## Task to carry out
Quote every line below exactly and skip any picture.

##### Records supplied #####

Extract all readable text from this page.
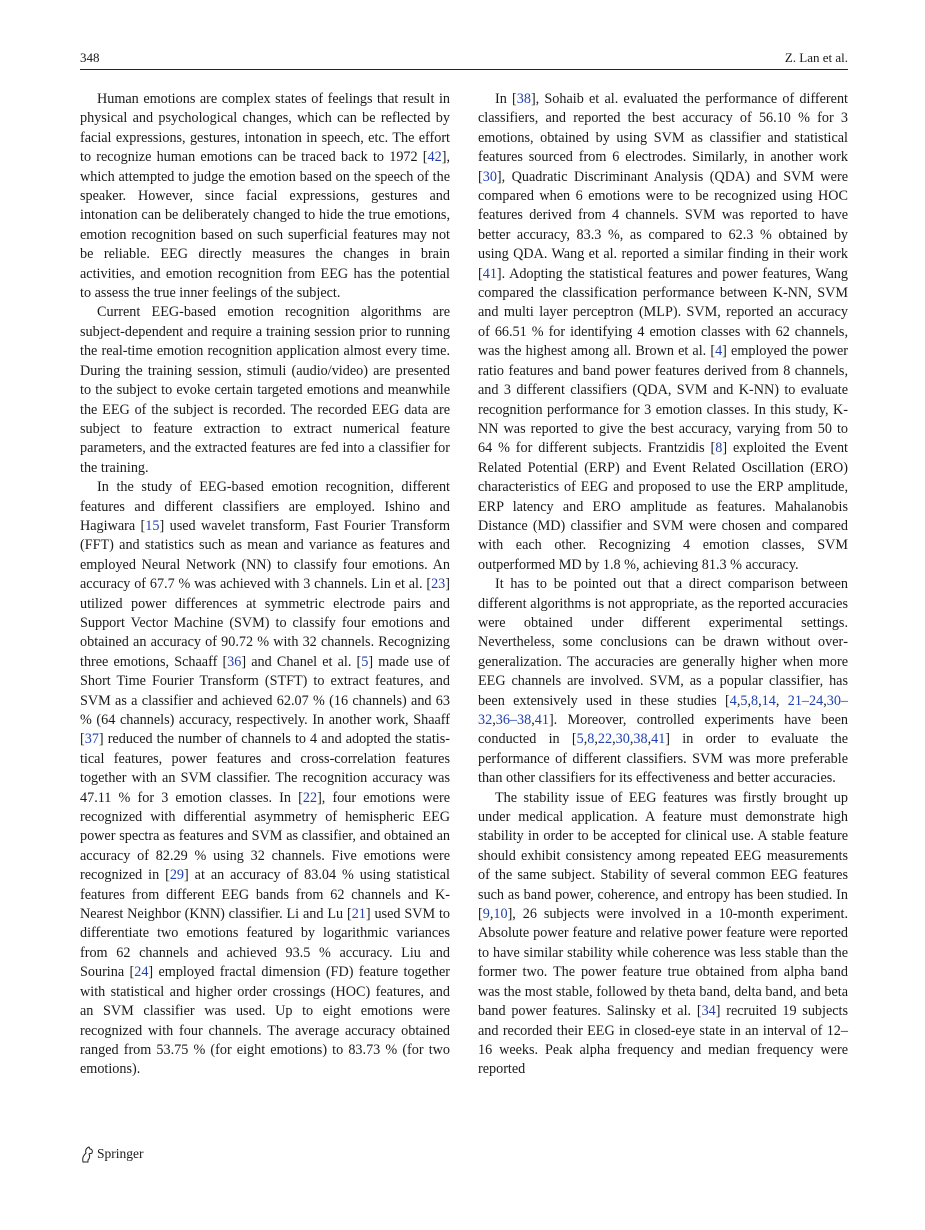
348	Z. Lan et al.

Human emotions are complex states of feelings that result in physical and psychological changes, which can be reflected by facial expressions, gestures, intonation in speech, etc. The effort to recognize human emotions can be traced back to 1972 [42], which attempted to judge the emotion based on the speech of the speaker. However, since facial expressions, gestures and intonation can be deliberately changed to hide the true emotions, emotion recognition based on such superficial features may not be reliable. EEG directly measures the changes in brain activities, and emotion recognition from EEG has the potential to assess the true inner feelings of the subject.

Current EEG-based emotion recognition algorithms are subject-dependent and require a training session prior to running the real-time emotion recognition application almost every time. During the training session, stimuli (audio/video) are presented to the subject to evoke certain targeted emotions and meanwhile the EEG of the subject is recorded. The recorded EEG data are subject to feature extraction to extract numerical feature parameters, and the extracted features are fed into a classifier for the training.

In the study of EEG-based emotion recognition, different features and different classifiers are employed. Ishino and Hagiwara [15] used wavelet transform, Fast Fourier Transform (FFT) and statistics such as mean and variance as features and employed Neural Network (NN) to classify four emotions. An accuracy of 67.7 % was achieved with 3 channels. Lin et al. [23] utilized power differences at symmetric electrode pairs and Support Vector Machine (SVM) to classify four emotions and obtained an accuracy of 90.72 % with 32 channels. Recognizing three emotions, Schaaff [36] and Chanel et al. [5] made use of Short Time Fourier Transform (STFT) to extract features, and SVM as a classifier and achieved 62.07 % (16 channels) and 63 % (64 channels) accuracy, respectively. In another work, Shaaff [37] reduced the number of channels to 4 and adopted the statistical features, power features and cross-correlation features together with an SVM classifier. The recognition accuracy was 47.11 % for 3 emotion classes. In [22], four emotions were recognized with differential asymmetry of hemispheric EEG power spectra as features and SVM as classifier, and obtained an accuracy of 82.29 % using 32 channels. Five emotions were recognized in [29] at an accuracy of 83.04 % using statistical features from different EEG bands from 62 channels and K-Nearest Neighbor (KNN) classifier. Li and Lu [21] used SVM to differentiate two emotions featured by logarithmic variances from 62 channels and achieved 93.5 % accuracy. Liu and Sourina [24] employed fractal dimension (FD) feature together with statistical and higher order crossings (HOC) features, and an SVM classifier was used. Up to eight emotions were recognized with four channels. The average accuracy obtained ranged from 53.75 % (for eight emotions) to 83.73 % (for two emotions).

In [38], Sohaib et al. evaluated the performance of different classifiers, and reported the best accuracy of 56.10 % for 3 emotions, obtained by using SVM as classifier and statistical features sourced from 6 electrodes. Similarly, in another work [30], Quadratic Discriminant Analysis (QDA) and SVM were compared when 6 emotions were to be recognized using HOC features derived from 4 channels. SVM was reported to have better accuracy, 83.3 %, as compared to 62.3 % obtained by using QDA. Wang et al. reported a similar finding in their work [41]. Adopting the statistical features and power features, Wang compared the classification performance between K-NN, SVM and multi layer perceptron (MLP). SVM, reported an accuracy of 66.51 % for identifying 4 emotion classes with 62 channels, was the highest among all. Brown et al. [4] employed the power ratio features and band power features derived from 8 channels, and 3 different classifiers (QDA, SVM and K-NN) to evaluate recognition performance for 3 emotion classes. In this study, K-NN was reported to give the best accuracy, varying from 50 to 64 % for different subjects. Frantzidis [8] exploited the Event Related Potential (ERP) and Event Related Oscillation (ERO) characteristics of EEG and proposed to use the ERP amplitude, ERP latency and ERO amplitude as features. Mahalanobis Distance (MD) classifier and SVM were chosen and compared with each other. Recognizing 4 emotion classes, SVM outperformed MD by 1.8 %, achieving 81.3 % accuracy.

It has to be pointed out that a direct comparison between different algorithms is not appropriate, as the reported accuracies were obtained under different experimental settings. Nevertheless, some conclusions can be drawn without overgeneralization. The accuracies are generally higher when more EEG channels are involved. SVM, as a popular classifier, has been extensively used in these studies [4,5,8,14, 21–24,30–32,36–38,41]. Moreover, controlled experiments have been conducted in [5,8,22,30,38,41] in order to evaluate the performance of different classifiers. SVM was more preferable than other classifiers for its effectiveness and better accuracies.

The stability issue of EEG features was firstly brought up under medical application. A feature must demonstrate high stability in order to be accepted for clinical use. A stable feature should exhibit consistency among repeated EEG measurements of the same subject. Stability of several common EEG features such as band power, coherence, and entropy has been studied. In [9,10], 26 subjects were involved in a 10-month experiment. Absolute power feature and relative power feature were reported to have similar stability while coherence was less stable than the former two. The power feature true obtained from alpha band was the most stable, followed by theta band, delta band, and beta band power features. Salinsky et al. [34] recruited 19 subjects and recorded their EEG in closed-eye state in an interval of 12–16 weeks. Peak alpha frequency and median frequency were reported

Springer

#####

## Output for this exercise
Extract all readable text from this page.
348	Z. Lan et al.

Human emotions are complex states of feelings that result in physical and psychological changes, which can be reflected by facial expressions, gestures, intonation in speech, etc. The effort to recognize human emotions can be traced back to 1972 [42], which attempted to judge the emotion based on the speech of the speaker. However, since facial expressions, gestures and intonation can be deliberately changed to hide the true emotions, emotion recognition based on such superficial features may not be reliable. EEG directly measures the changes in brain activities, and emotion recognition from EEG has the potential to assess the true inner feelings of the subject.

Current EEG-based emotion recognition algorithms are subject-dependent and require a training session prior to running the real-time emotion recognition application almost every time. During the training session, stimuli (audio/video) are presented to the subject to evoke certain targeted emotions and meanwhile the EEG of the subject is recorded. The recorded EEG data are subject to feature extraction to extract numerical feature parameters, and the extracted features are fed into a classifier for the training.

In the study of EEG-based emotion recognition, different features and different classifiers are employed. Ishino and Hagiwara [15] used wavelet transform, Fast Fourier Transform (FFT) and statistics such as mean and variance as features and employed Neural Network (NN) to classify four emotions. An accuracy of 67.7 % was achieved with 3 channels. Lin et al. [23] utilized power differences at symmetric electrode pairs and Support Vector Machine (SVM) to classify four emotions and obtained an accuracy of 90.72 % with 32 channels. Recognizing three emotions, Schaaff [36] and Chanel et al. [5] made use of Short Time Fourier Transform (STFT) to extract features, and SVM as a classifier and achieved 62.07 % (16 channels) and 63 % (64 channels) accuracy, respectively. In another work, Shaaff [37] reduced the number of channels to 4 and adopted the statistical features, power features and cross-correlation features together with an SVM classifier. The recognition accuracy was 47.11 % for 3 emotion classes. In [22], four emotions were recognized with differential asymmetry of hemispheric EEG power spectra as features and SVM as classifier, and obtained an accuracy of 82.29 % using 32 channels. Five emotions were recognized in [29] at an accuracy of 83.04 % using statistical features from different EEG bands from 62 channels and K-Nearest Neighbor (KNN) classifier. Li and Lu [21] used SVM to differentiate two emotions featured by logarithmic variances from 62 channels and achieved 93.5 % accuracy. Liu and Sourina [24] employed fractal dimension (FD) feature together with statistical and higher order crossings (HOC) features, and an SVM classifier was used. Up to eight emotions were recognized with four channels. The average accuracy obtained ranged from 53.75 % (for eight emotions) to 83.73 % (for two emotions).

In [38], Sohaib et al. evaluated the performance of different classifiers, and reported the best accuracy of 56.10 % for 3 emotions, obtained by using SVM as classifier and statistical features sourced from 6 electrodes. Similarly, in another work [30], Quadratic Discriminant Analysis (QDA) and SVM were compared when 6 emotions were to be recognized using HOC features derived from 4 channels. SVM was reported to have better accuracy, 83.3 %, as compared to 62.3 % obtained by using QDA. Wang et al. reported a similar finding in their work [41]. Adopting the statistical features and power features, Wang compared the classification performance between K-NN, SVM and multi layer perceptron (MLP). SVM, reported an accuracy of 66.51 % for identifying 4 emotion classes with 62 channels, was the highest among all. Brown et al. [4] employed the power ratio features and band power features derived from 8 channels, and 3 different classifiers (QDA, SVM and K-NN) to evaluate recognition performance for 3 emotion classes. In this study, K-NN was reported to give the best accuracy, varying from 50 to 64 % for different subjects. Frantzidis [8] exploited the Event Related Potential (ERP) and Event Related Oscillation (ERO) characteristics of EEG and proposed to use the ERP amplitude, ERP latency and ERO amplitude as features. Mahalanobis Distance (MD) classifier and SVM were chosen and compared with each other. Recognizing 4 emotion classes, SVM outperformed MD by 1.8 %, achieving 81.3 % accuracy.

It has to be pointed out that a direct comparison between different algorithms is not appropriate, as the reported accuracies were obtained under different experimental settings. Nevertheless, some conclusions can be drawn without overgeneralization. The accuracies are generally higher when more EEG channels are involved. SVM, as a popular classifier, has been extensively used in these studies [4,5,8,14, 21–24,30–32,36–38,41]. Moreover, controlled experiments have been conducted in [5,8,22,30,38,41] in order to evaluate the performance of different classifiers. SVM was more preferable than other classifiers for its effectiveness and better accuracies.

The stability issue of EEG features was firstly brought up under medical application. A feature must demonstrate high stability in order to be accepted for clinical use. A stable feature should exhibit consistency among repeated EEG measurements of the same subject. Stability of several common EEG features such as band power, coherence, and entropy has been studied. In [9,10], 26 subjects were involved in a 10-month experiment. Absolute power feature and relative power feature were reported to have similar stability while coherence was less stable than the former two. The power feature true obtained from alpha band was the most stable, followed by theta band, delta band, and beta band power features. Salinsky et al. [34] recruited 19 subjects and recorded their EEG in closed-eye state in an interval of 12–16 weeks. Peak alpha frequency and median frequency were reported

Springer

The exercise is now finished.